→ Short exercise:
Write out all of the entries exactly, please.

→ Dataset records:
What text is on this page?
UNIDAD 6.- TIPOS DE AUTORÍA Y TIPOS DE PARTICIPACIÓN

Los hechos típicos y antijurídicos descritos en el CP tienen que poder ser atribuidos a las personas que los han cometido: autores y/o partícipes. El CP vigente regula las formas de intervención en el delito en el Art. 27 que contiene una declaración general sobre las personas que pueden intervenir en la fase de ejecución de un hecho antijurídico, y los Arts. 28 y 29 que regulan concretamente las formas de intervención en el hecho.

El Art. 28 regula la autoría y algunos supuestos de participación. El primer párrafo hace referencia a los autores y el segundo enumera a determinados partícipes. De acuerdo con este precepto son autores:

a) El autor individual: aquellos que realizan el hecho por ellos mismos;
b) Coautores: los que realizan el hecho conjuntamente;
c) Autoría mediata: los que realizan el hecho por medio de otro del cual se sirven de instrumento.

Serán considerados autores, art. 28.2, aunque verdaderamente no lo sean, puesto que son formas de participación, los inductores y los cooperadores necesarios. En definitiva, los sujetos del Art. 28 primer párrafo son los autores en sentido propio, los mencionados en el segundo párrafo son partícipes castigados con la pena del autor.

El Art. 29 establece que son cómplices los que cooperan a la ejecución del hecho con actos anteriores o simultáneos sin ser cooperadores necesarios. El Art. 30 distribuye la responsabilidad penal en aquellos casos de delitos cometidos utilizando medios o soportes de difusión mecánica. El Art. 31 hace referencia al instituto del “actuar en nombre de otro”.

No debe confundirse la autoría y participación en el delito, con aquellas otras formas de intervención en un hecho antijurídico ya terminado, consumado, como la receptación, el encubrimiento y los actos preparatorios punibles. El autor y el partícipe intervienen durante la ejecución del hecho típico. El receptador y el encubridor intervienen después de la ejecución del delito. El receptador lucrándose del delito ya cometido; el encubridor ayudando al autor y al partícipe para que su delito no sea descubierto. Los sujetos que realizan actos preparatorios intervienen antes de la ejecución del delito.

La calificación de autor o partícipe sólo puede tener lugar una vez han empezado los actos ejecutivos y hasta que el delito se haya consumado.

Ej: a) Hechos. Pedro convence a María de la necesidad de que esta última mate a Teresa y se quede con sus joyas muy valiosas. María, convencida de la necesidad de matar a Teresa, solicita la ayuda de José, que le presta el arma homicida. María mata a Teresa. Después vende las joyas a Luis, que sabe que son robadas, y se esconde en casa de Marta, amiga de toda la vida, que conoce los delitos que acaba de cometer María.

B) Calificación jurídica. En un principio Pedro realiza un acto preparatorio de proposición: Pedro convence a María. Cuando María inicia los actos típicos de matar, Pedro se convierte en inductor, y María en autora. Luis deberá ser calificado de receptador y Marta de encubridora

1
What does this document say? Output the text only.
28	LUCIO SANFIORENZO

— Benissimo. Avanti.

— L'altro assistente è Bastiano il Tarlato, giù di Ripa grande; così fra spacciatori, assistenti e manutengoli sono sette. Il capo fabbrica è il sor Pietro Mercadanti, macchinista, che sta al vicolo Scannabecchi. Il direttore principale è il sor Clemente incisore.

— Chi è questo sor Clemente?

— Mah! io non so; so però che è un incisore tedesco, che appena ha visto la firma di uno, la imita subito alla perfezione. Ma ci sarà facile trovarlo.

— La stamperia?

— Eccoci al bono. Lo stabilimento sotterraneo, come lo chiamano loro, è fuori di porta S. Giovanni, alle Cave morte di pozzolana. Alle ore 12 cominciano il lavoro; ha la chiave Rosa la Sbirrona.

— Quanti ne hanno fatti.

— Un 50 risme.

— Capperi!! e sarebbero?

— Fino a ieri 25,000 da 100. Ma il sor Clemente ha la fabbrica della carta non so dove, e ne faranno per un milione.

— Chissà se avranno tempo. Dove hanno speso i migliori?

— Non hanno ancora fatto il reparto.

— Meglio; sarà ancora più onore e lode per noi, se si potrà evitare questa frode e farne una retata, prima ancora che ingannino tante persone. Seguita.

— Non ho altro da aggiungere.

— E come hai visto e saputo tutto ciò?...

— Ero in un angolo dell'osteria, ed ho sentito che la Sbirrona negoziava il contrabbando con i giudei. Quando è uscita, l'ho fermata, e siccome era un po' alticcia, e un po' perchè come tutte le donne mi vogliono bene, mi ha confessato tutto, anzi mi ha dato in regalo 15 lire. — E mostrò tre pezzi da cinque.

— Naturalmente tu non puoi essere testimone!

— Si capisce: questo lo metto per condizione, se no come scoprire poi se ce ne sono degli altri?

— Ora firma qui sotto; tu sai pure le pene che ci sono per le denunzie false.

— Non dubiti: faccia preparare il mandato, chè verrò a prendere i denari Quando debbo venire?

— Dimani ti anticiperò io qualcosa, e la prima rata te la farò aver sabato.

→ Correct result:
What text is on this page?
UNIDAD 6.- TIPOS DE AUTORÍA Y TIPOS DE PARTICIPACIÓN

Los hechos típicos y antijurídicos descritos en el CP tienen que poder ser atribuidos a las personas que los han cometido: autores y/o partícipes. El CP vigente regula las formas de intervención en el delito en el Art. 27 que contiene una declaración general sobre las personas que pueden intervenir en la fase de ejecución de un hecho antijurídico, y los Arts. 28 y 29 que regulan concretamente las formas de intervención en el hecho.

El Art. 28 regula la autoría y algunos supuestos de participación. El primer párrafo hace referencia a los autores y el segundo enumera a determinados partícipes. De acuerdo con este precepto son autores:

a) El autor individual: aquellos que realizan el hecho por ellos mismos;
b) Coautores: los que realizan el hecho conjuntamente;
c) Autoría mediata: los que realizan el hecho por medio de otro del cual se sirven de instrumento.

Serán considerados autores, art. 28.2, aunque verdaderamente no lo sean, puesto que son formas de participación, los inductores y los cooperadores necesarios. En definitiva, los sujetos del Art. 28 primer párrafo son los autores en sentido propio, los mencionados en el segundo párrafo son partícipes castigados con la pena del autor.

El Art. 29 establece que son cómplices los que cooperan a la ejecución del hecho con actos anteriores o simultáneos sin ser cooperadores necesarios. El Art. 30 distribuye la responsabilidad penal en aquellos casos de delitos cometidos utilizando medios o soportes de difusión mecánica. El Art. 31 hace referencia al instituto del “actuar en nombre de otro”.

No debe confundirse la autoría y participación en el delito, con aquellas otras formas de intervención en un hecho antijurídico ya terminado, consumado, como la receptación, el encubrimiento y los actos preparatorios punibles. El autor y el partícipe intervienen durante la ejecución del hecho típico. El receptador y el encubridor intervienen después de la ejecución del delito. El receptador lucrándose del delito ya cometido; el encubridor ayudando al autor y al partícipe para que su delito no sea descubierto. Los sujetos que realizan actos preparatorios intervienen antes de la ejecución del delito.

La calificación de autor o partícipe sólo puede tener lugar una vez han empezado los actos ejecutivos y hasta que el delito se haya consumado.

Ej: a) Hechos. Pedro convence a María de la necesidad de que esta última mate a Teresa y se quede con sus joyas muy valiosas. María, convencida de la necesidad de matar a Teresa, solicita la ayuda de José, que le presta el arma homicida. María mata a Teresa. Después vende las joyas a Luis, que sabe que son robadas, y se esconde en casa de Marta, amiga de toda la vida, que conoce los delitos que acaba de cometer María.

B) Calificación jurídica. En un principio Pedro realiza un acto preparatorio de proposición: Pedro convence a María. Cuando María inicia los actos típicos de matar, Pedro se convierte en inductor, y María en autora. Luis deberá ser calificado de receptador y Marta de encubridora

1
What does this document say? Output the text only.
28	LUCIO SANFIORENZO

— Benissimo. Avanti.

— L'altro assistente è Bastiano il Tarlato, giù di Ripa grande; così fra spacciatori, assistenti e manutengoli sono sette. Il capo fabbrica è il sor Pietro Mercadanti, macchinista, che sta al vicolo Scannabecchi. Il direttore principale è il sor Clemente incisore.

— Chi è questo sor Clemente?

— Mah! io non so; so però che è un incisore tedesco, che appena ha visto la firma di uno, la imita subito alla perfezione. Ma ci sarà facile trovarlo.

— La stamperia?

— Eccoci al bono. Lo stabilimento sotterraneo, come lo chiamano loro, è fuori di porta S. Giovanni, alle Cave morte di pozzolana. Alle ore 12 cominciano il lavoro; ha la chiave Rosa la Sbirrona.

— Quanti ne hanno fatti.

— Un 50 risme.

— Capperi!! e sarebbero?

— Fino a ieri 25,000 da 100. Ma il sor Clemente ha la fabbrica della carta non so dove, e ne faranno per un milione.

— Chissà se avranno tempo. Dove hanno speso i migliori?

— Non hanno ancora fatto il reparto.

— Meglio; sarà ancora più onore e lode per noi, se si potrà evitare questa frode e farne una retata, prima ancora che ingannino tante persone. Seguita.

— Non ho altro da aggiungere.

— E come hai visto e saputo tutto ciò?...

— Ero in un angolo dell'osteria, ed ho sentito che la Sbirrona negoziava il contrabbando con i giudei. Quando è uscita, l'ho fermata, e siccome era un po' alticcia, e un po' perchè come tutte le donne mi vogliono bene, mi ha confessato tutto, anzi mi ha dato in regalo 15 lire. — E mostrò tre pezzi da cinque.

— Naturalmente tu non puoi essere testimone!

— Si capisce: questo lo metto per condizione, se no come scoprire poi se ce ne sono degli altri?

— Ora firma qui sotto; tu sai pure le pene che ci sono per le denunzie false.

— Non dubiti: faccia preparare il mandato, chè verrò a prendere i denari Quando debbo venire?

— Dimani ti anticiperò io qualcosa, e la prima rata te la farò aver sabato.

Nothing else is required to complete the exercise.